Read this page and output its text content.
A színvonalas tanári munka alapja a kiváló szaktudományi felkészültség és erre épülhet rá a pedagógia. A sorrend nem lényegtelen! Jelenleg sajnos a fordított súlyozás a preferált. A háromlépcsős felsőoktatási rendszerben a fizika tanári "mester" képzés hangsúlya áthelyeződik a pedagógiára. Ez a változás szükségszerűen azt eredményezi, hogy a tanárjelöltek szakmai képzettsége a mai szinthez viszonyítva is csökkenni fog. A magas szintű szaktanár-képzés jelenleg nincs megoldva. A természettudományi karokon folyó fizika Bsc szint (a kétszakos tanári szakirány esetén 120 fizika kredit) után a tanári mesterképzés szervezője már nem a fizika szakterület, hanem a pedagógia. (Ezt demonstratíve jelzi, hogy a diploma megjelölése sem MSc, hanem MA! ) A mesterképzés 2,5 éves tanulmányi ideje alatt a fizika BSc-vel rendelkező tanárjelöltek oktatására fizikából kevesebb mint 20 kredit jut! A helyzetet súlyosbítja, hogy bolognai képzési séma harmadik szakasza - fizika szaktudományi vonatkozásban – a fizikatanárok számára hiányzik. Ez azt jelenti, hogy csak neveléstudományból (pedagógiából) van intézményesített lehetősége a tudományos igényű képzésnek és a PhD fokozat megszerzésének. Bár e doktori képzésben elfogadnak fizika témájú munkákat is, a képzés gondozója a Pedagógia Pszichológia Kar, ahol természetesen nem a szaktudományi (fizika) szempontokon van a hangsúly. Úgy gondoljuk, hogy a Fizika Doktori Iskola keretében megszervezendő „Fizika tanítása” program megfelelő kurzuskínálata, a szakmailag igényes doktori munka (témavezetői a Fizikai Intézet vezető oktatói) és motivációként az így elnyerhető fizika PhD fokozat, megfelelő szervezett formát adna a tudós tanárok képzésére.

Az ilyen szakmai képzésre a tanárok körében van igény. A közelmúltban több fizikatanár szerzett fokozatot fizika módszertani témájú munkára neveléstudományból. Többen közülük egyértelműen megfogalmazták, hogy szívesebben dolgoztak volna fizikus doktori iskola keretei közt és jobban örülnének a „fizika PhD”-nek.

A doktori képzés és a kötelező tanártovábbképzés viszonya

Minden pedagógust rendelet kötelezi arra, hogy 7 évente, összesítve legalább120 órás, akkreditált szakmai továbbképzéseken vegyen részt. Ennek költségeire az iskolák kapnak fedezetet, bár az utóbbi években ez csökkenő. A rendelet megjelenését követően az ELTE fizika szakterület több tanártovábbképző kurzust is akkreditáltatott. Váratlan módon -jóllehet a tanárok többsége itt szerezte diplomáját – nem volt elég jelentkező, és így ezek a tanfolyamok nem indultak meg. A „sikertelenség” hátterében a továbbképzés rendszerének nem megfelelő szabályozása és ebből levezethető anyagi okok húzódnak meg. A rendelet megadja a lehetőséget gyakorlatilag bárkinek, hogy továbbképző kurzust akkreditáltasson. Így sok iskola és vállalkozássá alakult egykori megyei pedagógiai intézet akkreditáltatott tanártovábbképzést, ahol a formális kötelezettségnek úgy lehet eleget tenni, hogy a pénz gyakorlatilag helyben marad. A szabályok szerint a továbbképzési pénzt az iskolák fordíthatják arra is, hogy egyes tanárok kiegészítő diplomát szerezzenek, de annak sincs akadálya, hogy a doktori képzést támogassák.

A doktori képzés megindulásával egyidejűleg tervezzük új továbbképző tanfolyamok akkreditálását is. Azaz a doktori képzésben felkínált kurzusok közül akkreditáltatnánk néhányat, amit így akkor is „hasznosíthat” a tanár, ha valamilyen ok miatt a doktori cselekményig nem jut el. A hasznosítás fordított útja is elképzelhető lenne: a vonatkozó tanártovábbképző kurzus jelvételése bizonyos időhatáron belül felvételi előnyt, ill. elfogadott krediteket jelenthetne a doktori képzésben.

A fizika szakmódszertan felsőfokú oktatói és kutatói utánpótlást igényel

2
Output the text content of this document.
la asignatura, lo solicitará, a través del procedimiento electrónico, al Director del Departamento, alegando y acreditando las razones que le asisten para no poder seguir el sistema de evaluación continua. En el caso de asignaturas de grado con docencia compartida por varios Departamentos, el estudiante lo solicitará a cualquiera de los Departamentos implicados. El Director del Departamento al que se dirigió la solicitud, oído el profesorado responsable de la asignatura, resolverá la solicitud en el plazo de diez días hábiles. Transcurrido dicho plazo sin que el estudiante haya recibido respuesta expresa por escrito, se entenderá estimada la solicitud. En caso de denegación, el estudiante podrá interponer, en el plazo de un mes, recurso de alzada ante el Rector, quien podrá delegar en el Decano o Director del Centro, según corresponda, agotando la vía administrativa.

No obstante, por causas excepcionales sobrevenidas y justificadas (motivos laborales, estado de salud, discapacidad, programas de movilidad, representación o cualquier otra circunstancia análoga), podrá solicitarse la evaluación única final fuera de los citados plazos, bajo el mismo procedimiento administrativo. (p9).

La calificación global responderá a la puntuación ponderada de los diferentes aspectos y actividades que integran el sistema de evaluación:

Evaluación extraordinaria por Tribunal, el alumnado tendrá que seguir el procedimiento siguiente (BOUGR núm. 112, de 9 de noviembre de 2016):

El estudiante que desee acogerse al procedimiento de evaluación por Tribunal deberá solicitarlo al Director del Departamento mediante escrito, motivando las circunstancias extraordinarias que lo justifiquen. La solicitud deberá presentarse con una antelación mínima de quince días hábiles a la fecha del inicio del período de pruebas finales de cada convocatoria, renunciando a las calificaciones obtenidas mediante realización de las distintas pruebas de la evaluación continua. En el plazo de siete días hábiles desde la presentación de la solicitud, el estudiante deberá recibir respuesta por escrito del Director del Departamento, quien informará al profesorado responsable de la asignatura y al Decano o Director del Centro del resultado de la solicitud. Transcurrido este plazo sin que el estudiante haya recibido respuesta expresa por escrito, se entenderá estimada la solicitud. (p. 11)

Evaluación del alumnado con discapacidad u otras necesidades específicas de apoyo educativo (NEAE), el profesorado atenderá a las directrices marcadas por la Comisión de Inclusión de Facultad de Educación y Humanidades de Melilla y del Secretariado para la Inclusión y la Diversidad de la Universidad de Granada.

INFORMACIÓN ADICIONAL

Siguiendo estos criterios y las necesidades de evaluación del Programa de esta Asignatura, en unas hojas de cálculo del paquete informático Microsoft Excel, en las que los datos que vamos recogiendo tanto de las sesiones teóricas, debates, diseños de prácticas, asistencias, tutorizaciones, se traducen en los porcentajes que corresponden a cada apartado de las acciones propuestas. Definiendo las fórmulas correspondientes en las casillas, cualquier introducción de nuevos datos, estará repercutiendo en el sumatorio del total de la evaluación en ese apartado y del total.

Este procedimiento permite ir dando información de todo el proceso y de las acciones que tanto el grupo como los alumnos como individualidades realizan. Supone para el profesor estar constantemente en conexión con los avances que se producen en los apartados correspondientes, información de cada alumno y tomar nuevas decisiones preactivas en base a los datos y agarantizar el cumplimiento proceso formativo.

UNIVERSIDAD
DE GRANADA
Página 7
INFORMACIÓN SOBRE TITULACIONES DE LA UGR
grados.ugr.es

========

• **EXERCISE DESCRIPTION**
Take the lines above and print them exactly.

• **RESULT FOR THIS TASK**
Read this page and output its text content.
A színvonalas tanári munka alapja a kiváló szaktudományi felkészültség és erre épülhet rá a pedagógia. A sorrend nem lényegtelen! Jelenleg sajnos a fordított súlyozás a preferált. A háromlépcsős felsőoktatási rendszerben a fizika tanári "mester" képzés hangsúlya áthelyeződik a pedagógiára. Ez a változás szükségszerűen azt eredményezi, hogy a tanárjelöltek szakmai képzettsége a mai szinthez viszonyítva is csökkenni fog. A magas szintű szaktanár-képzés jelenleg nincs megoldva. A természettudományi karokon folyó fizika Bsc szint (a kétszakos tanári szakirány esetén 120 fizika kredit) után a tanári mesterképzés szervezője már nem a fizika szakterület, hanem a pedagógia. (Ezt demonstratíve jelzi, hogy a diploma megjelölése sem MSc, hanem MA! ) A mesterképzés 2,5 éves tanulmányi ideje alatt a fizika BSc-vel rendelkező tanárjelöltek oktatására fizikából kevesebb mint 20 kredit jut! A helyzetet súlyosbítja, hogy bolognai képzési séma harmadik szakasza - fizika szaktudományi vonatkozásban – a fizikatanárok számára hiányzik. Ez azt jelenti, hogy csak neveléstudományból (pedagógiából) van intézményesített lehetősége a tudományos igényű képzésnek és a PhD fokozat megszerzésének. Bár e doktori képzésben elfogadnak fizika témájú munkákat is, a képzés gondozója a Pedagógia Pszichológia Kar, ahol természetesen nem a szaktudományi (fizika) szempontokon van a hangsúly. Úgy gondoljuk, hogy a Fizika Doktori Iskola keretében megszervezendő „Fizika tanítása” program megfelelő kurzuskínálata, a szakmailag igényes doktori munka (témavezetői a Fizikai Intézet vezető oktatói) és motivációként az így elnyerhető fizika PhD fokozat, megfelelő szervezett formát adna a tudós tanárok képzésére.

Az ilyen szakmai képzésre a tanárok körében van igény. A közelmúltban több fizikatanár szerzett fokozatot fizika módszertani témájú munkára neveléstudományból. Többen közülük egyértelműen megfogalmazták, hogy szívesebben dolgoztak volna fizikus doktori iskola keretei közt és jobban örülnének a „fizika PhD”-nek.

A doktori képzés és a kötelező tanártovábbképzés viszonya

Minden pedagógust rendelet kötelezi arra, hogy 7 évente, összesítve legalább120 órás, akkreditált szakmai továbbképzéseken vegyen részt. Ennek költségeire az iskolák kapnak fedezetet, bár az utóbbi években ez csökkenő. A rendelet megjelenését követően az ELTE fizika szakterület több tanártovábbképző kurzust is akkreditáltatott. Váratlan módon -jóllehet a tanárok többsége itt szerezte diplomáját – nem volt elég jelentkező, és így ezek a tanfolyamok nem indultak meg. A „sikertelenség” hátterében a továbbképzés rendszerének nem megfelelő szabályozása és ebből levezethető anyagi okok húzódnak meg. A rendelet megadja a lehetőséget gyakorlatilag bárkinek, hogy továbbképző kurzust akkreditáltasson. Így sok iskola és vállalkozássá alakult egykori megyei pedagógiai intézet akkreditáltatott tanártovábbképzést, ahol a formális kötelezettségnek úgy lehet eleget tenni, hogy a pénz gyakorlatilag helyben marad. A szabályok szerint a továbbképzési pénzt az iskolák fordíthatják arra is, hogy egyes tanárok kiegészítő diplomát szerezzenek, de annak sincs akadálya, hogy a doktori képzést támogassák.

A doktori képzés megindulásával egyidejűleg tervezzük új továbbképző tanfolyamok akkreditálását is. Azaz a doktori képzésben felkínált kurzusok közül akkreditáltatnánk néhányat, amit így akkor is „hasznosíthat” a tanár, ha valamilyen ok miatt a doktori cselekményig nem jut el. A hasznosítás fordított útja is elképzelhető lenne: a vonatkozó tanártovábbképző kurzus jelvételése bizonyos időhatáron belül felvételi előnyt, ill. elfogadott krediteket jelenthetne a doktori képzésben.

A fizika szakmódszertan felsőfokú oktatói és kutatói utánpótlást igényel

2
Output the text content of this document.
la asignatura, lo solicitará, a través del procedimiento electrónico, al Director del Departamento, alegando y acreditando las razones que le asisten para no poder seguir el sistema de evaluación continua. En el caso de asignaturas de grado con docencia compartida por varios Departamentos, el estudiante lo solicitará a cualquiera de los Departamentos implicados. El Director del Departamento al que se dirigió la solicitud, oído el profesorado responsable de la asignatura, resolverá la solicitud en el plazo de diez días hábiles. Transcurrido dicho plazo sin que el estudiante haya recibido respuesta expresa por escrito, se entenderá estimada la solicitud. En caso de denegación, el estudiante podrá interponer, en el plazo de un mes, recurso de alzada ante el Rector, quien podrá delegar en el Decano o Director del Centro, según corresponda, agotando la vía administrativa.

No obstante, por causas excepcionales sobrevenidas y justificadas (motivos laborales, estado de salud, discapacidad, programas de movilidad, representación o cualquier otra circunstancia análoga), podrá solicitarse la evaluación única final fuera de los citados plazos, bajo el mismo procedimiento administrativo. (p9).

La calificación global responderá a la puntuación ponderada de los diferentes aspectos y actividades que integran el sistema de evaluación:

Evaluación extraordinaria por Tribunal, el alumnado tendrá que seguir el procedimiento siguiente (BOUGR núm. 112, de 9 de noviembre de 2016):

El estudiante que desee acogerse al procedimiento de evaluación por Tribunal deberá solicitarlo al Director del Departamento mediante escrito, motivando las circunstancias extraordinarias que lo justifiquen. La solicitud deberá presentarse con una antelación mínima de quince días hábiles a la fecha del inicio del período de pruebas finales de cada convocatoria, renunciando a las calificaciones obtenidas mediante realización de las distintas pruebas de la evaluación continua. En el plazo de siete días hábiles desde la presentación de la solicitud, el estudiante deberá recibir respuesta por escrito del Director del Departamento, quien informará al profesorado responsable de la asignatura y al Decano o Director del Centro del resultado de la solicitud. Transcurrido este plazo sin que el estudiante haya recibido respuesta expresa por escrito, se entenderá estimada la solicitud. (p. 11)

Evaluación del alumnado con discapacidad u otras necesidades específicas de apoyo educativo (NEAE), el profesorado atenderá a las directrices marcadas por la Comisión de Inclusión de Facultad de Educación y Humanidades de Melilla y del Secretariado para la Inclusión y la Diversidad de la Universidad de Granada.

INFORMACIÓN ADICIONAL

Siguiendo estos criterios y las necesidades de evaluación del Programa de esta Asignatura, en unas hojas de cálculo del paquete informático Microsoft Excel, en las que los datos que vamos recogiendo tanto de las sesiones teóricas, debates, diseños de prácticas, asistencias, tutorizaciones, se traducen en los porcentajes que corresponden a cada apartado de las acciones propuestas. Definiendo las fórmulas correspondientes en las casillas, cualquier introducción de nuevos datos, estará repercutiendo en el sumatorio del total de la evaluación en ese apartado y del total.

Este procedimiento permite ir dando información de todo el proceso y de las acciones que tanto el grupo como los alumnos como individualidades realizan. Supone para el profesor estar constantemente en conexión con los avances que se producen en los apartados correspondientes, información de cada alumno y tomar nuevas decisiones preactivas en base a los datos y agarantizar el cumplimiento proceso formativo.

UNIVERSIDAD
DE GRANADA
Página 7
INFORMACIÓN SOBRE TITULACIONES DE LA UGR
grados.ugr.es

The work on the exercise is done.